MATERIAL PROVIDED:
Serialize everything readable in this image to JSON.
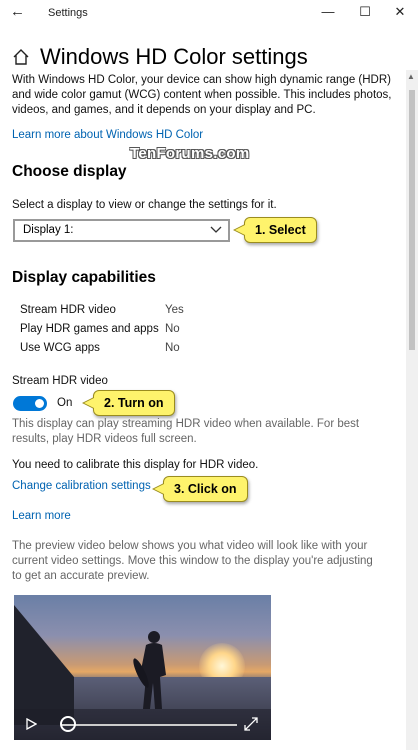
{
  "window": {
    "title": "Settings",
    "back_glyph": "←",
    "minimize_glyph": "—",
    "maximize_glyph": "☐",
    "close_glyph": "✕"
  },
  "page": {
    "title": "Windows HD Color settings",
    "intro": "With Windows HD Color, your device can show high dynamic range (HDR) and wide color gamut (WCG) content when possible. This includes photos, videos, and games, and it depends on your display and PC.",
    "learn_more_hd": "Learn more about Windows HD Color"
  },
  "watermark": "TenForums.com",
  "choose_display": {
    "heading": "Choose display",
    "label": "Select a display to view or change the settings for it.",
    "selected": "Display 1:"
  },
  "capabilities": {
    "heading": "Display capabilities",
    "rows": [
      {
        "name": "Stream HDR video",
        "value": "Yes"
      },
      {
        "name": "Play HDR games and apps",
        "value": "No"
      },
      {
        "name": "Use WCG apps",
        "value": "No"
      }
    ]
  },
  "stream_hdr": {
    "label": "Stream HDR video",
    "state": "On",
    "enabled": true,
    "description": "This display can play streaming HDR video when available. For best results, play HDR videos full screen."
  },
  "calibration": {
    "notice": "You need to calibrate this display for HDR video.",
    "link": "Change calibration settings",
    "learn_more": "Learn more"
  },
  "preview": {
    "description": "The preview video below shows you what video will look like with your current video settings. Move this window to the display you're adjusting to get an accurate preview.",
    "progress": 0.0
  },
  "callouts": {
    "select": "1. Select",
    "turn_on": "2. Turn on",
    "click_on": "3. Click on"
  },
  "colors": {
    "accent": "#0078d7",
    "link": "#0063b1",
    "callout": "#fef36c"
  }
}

REQUIREMENT:
Strip out the images, then output the records above word for word.

SOLUTION TO THIS EXERCISE:
Serialize everything readable in this image to JSON.
{
  "window": {
    "title": "Settings",
    "back_glyph": "←",
    "minimize_glyph": "—",
    "maximize_glyph": "☐",
    "close_glyph": "✕"
  },
  "page": {
    "title": "Windows HD Color settings",
    "intro": "With Windows HD Color, your device can show high dynamic range (HDR) and wide color gamut (WCG) content when possible. This includes photos, videos, and games, and it depends on your display and PC.",
    "learn_more_hd": "Learn more about Windows HD Color"
  },
  "watermark": "TenForums.com",
  "choose_display": {
    "heading": "Choose display",
    "label": "Select a display to view or change the settings for it.",
    "selected": "Display 1:"
  },
  "capabilities": {
    "heading": "Display capabilities",
    "rows": [
      {
        "name": "Stream HDR video",
        "value": "Yes"
      },
      {
        "name": "Play HDR games and apps",
        "value": "No"
      },
      {
        "name": "Use WCG apps",
        "value": "No"
      }
    ]
  },
  "stream_hdr": {
    "label": "Stream HDR video",
    "state": "On",
    "enabled": true,
    "description": "This display can play streaming HDR video when available. For best results, play HDR videos full screen."
  },
  "calibration": {
    "notice": "You need to calibrate this display for HDR video.",
    "link": "Change calibration settings",
    "learn_more": "Learn more"
  },
  "preview": {
    "description": "The preview video below shows you what video will look like with your current video settings. Move this window to the display you're adjusting to get an accurate preview.",
    "progress": 0.0
  },
  "callouts": {
    "select": "1. Select",
    "turn_on": "2. Turn on",
    "click_on": "3. Click on"
  },
  "colors": {
    "accent": "#0078d7",
    "link": "#0063b1",
    "callout": "#fef36c"
  }
}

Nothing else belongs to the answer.